§ **PROMPT**
Only the pictures are to be left out; set down the rest of the records exactly.

§ **DATA SHOWN**
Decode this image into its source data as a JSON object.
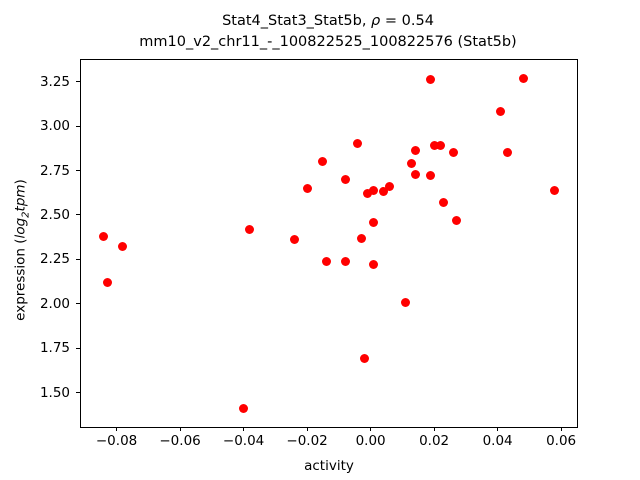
{
  "window": {
    "background": "#ffffff"
  },
  "title": {
    "line1_prefix": "Stat4_Stat3_Stat5b, ",
    "line1_rho": "ρ",
    "line1_suffix": " = 0.54",
    "line2": "mm10_v2_chr11_-_100822525_100822576 (Stat5b)"
  },
  "axis_labels": {
    "x": "activity",
    "y_prefix": "expression (",
    "y_math_log": "log",
    "y_math_sub": "2",
    "y_math_tpm": "tpm",
    "y_suffix": ")"
  },
  "chart_data": {
    "type": "scatter",
    "title": "Stat4_Stat3_Stat5b, ρ = 0.54",
    "subtitle": "mm10_v2_chr11_-_100822525_100822576 (Stat5b)",
    "xlabel": "activity",
    "ylabel": "expression (log2 tpm)",
    "marker_color": "#ff0000",
    "marker_diameter_px": 9,
    "grid": false,
    "legend": "none",
    "xlim": [
      -0.0912,
      0.065
    ],
    "ylim": [
      1.307,
      3.372
    ],
    "x_ticks": [
      -0.08,
      -0.06,
      -0.04,
      -0.02,
      0.0,
      0.02,
      0.04,
      0.06
    ],
    "y_ticks": [
      1.5,
      1.75,
      2.0,
      2.25,
      2.5,
      2.75,
      3.0,
      3.25
    ],
    "correlation_rho": 0.54,
    "points": [
      [
        -0.084,
        2.38
      ],
      [
        -0.083,
        2.12
      ],
      [
        -0.078,
        2.32
      ],
      [
        -0.04,
        1.41
      ],
      [
        -0.038,
        2.42
      ],
      [
        -0.024,
        2.36
      ],
      [
        -0.02,
        2.65
      ],
      [
        -0.015,
        2.8
      ],
      [
        -0.014,
        2.24
      ],
      [
        -0.008,
        2.7
      ],
      [
        -0.008,
        2.24
      ],
      [
        -0.004,
        2.9
      ],
      [
        -0.003,
        2.37
      ],
      [
        -0.002,
        1.69
      ],
      [
        -0.001,
        2.62
      ],
      [
        0.001,
        2.64
      ],
      [
        0.001,
        2.46
      ],
      [
        0.001,
        2.22
      ],
      [
        0.004,
        2.63
      ],
      [
        0.006,
        2.66
      ],
      [
        0.011,
        2.01
      ],
      [
        0.013,
        2.79
      ],
      [
        0.014,
        2.86
      ],
      [
        0.014,
        2.73
      ],
      [
        0.019,
        3.26
      ],
      [
        0.019,
        2.72
      ],
      [
        0.02,
        2.89
      ],
      [
        0.022,
        2.89
      ],
      [
        0.023,
        2.57
      ],
      [
        0.026,
        2.85
      ],
      [
        0.027,
        2.47
      ],
      [
        0.041,
        3.08
      ],
      [
        0.043,
        2.85
      ],
      [
        0.048,
        3.27
      ],
      [
        0.058,
        2.64
      ]
    ]
  }
}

§ **ANSWER TO THE PROBLEM**
Decode this image into its source data as a JSON object.
{
  "window": {
    "background": "#ffffff"
  },
  "title": {
    "line1_prefix": "Stat4_Stat3_Stat5b, ",
    "line1_rho": "ρ",
    "line1_suffix": " = 0.54",
    "line2": "mm10_v2_chr11_-_100822525_100822576 (Stat5b)"
  },
  "axis_labels": {
    "x": "activity",
    "y_prefix": "expression (",
    "y_math_log": "log",
    "y_math_sub": "2",
    "y_math_tpm": "tpm",
    "y_suffix": ")"
  },
  "chart_data": {
    "type": "scatter",
    "title": "Stat4_Stat3_Stat5b, ρ = 0.54",
    "subtitle": "mm10_v2_chr11_-_100822525_100822576 (Stat5b)",
    "xlabel": "activity",
    "ylabel": "expression (log2 tpm)",
    "marker_color": "#ff0000",
    "marker_diameter_px": 9,
    "grid": false,
    "legend": "none",
    "xlim": [
      -0.0912,
      0.065
    ],
    "ylim": [
      1.307,
      3.372
    ],
    "x_ticks": [
      -0.08,
      -0.06,
      -0.04,
      -0.02,
      0.0,
      0.02,
      0.04,
      0.06
    ],
    "y_ticks": [
      1.5,
      1.75,
      2.0,
      2.25,
      2.5,
      2.75,
      3.0,
      3.25
    ],
    "correlation_rho": 0.54,
    "points": [
      [
        -0.084,
        2.38
      ],
      [
        -0.083,
        2.12
      ],
      [
        -0.078,
        2.32
      ],
      [
        -0.04,
        1.41
      ],
      [
        -0.038,
        2.42
      ],
      [
        -0.024,
        2.36
      ],
      [
        -0.02,
        2.65
      ],
      [
        -0.015,
        2.8
      ],
      [
        -0.014,
        2.24
      ],
      [
        -0.008,
        2.7
      ],
      [
        -0.008,
        2.24
      ],
      [
        -0.004,
        2.9
      ],
      [
        -0.003,
        2.37
      ],
      [
        -0.002,
        1.69
      ],
      [
        -0.001,
        2.62
      ],
      [
        0.001,
        2.64
      ],
      [
        0.001,
        2.46
      ],
      [
        0.001,
        2.22
      ],
      [
        0.004,
        2.63
      ],
      [
        0.006,
        2.66
      ],
      [
        0.011,
        2.01
      ],
      [
        0.013,
        2.79
      ],
      [
        0.014,
        2.86
      ],
      [
        0.014,
        2.73
      ],
      [
        0.019,
        3.26
      ],
      [
        0.019,
        2.72
      ],
      [
        0.02,
        2.89
      ],
      [
        0.022,
        2.89
      ],
      [
        0.023,
        2.57
      ],
      [
        0.026,
        2.85
      ],
      [
        0.027,
        2.47
      ],
      [
        0.041,
        3.08
      ],
      [
        0.043,
        2.85
      ],
      [
        0.048,
        3.27
      ],
      [
        0.058,
        2.64
      ]
    ]
  }
}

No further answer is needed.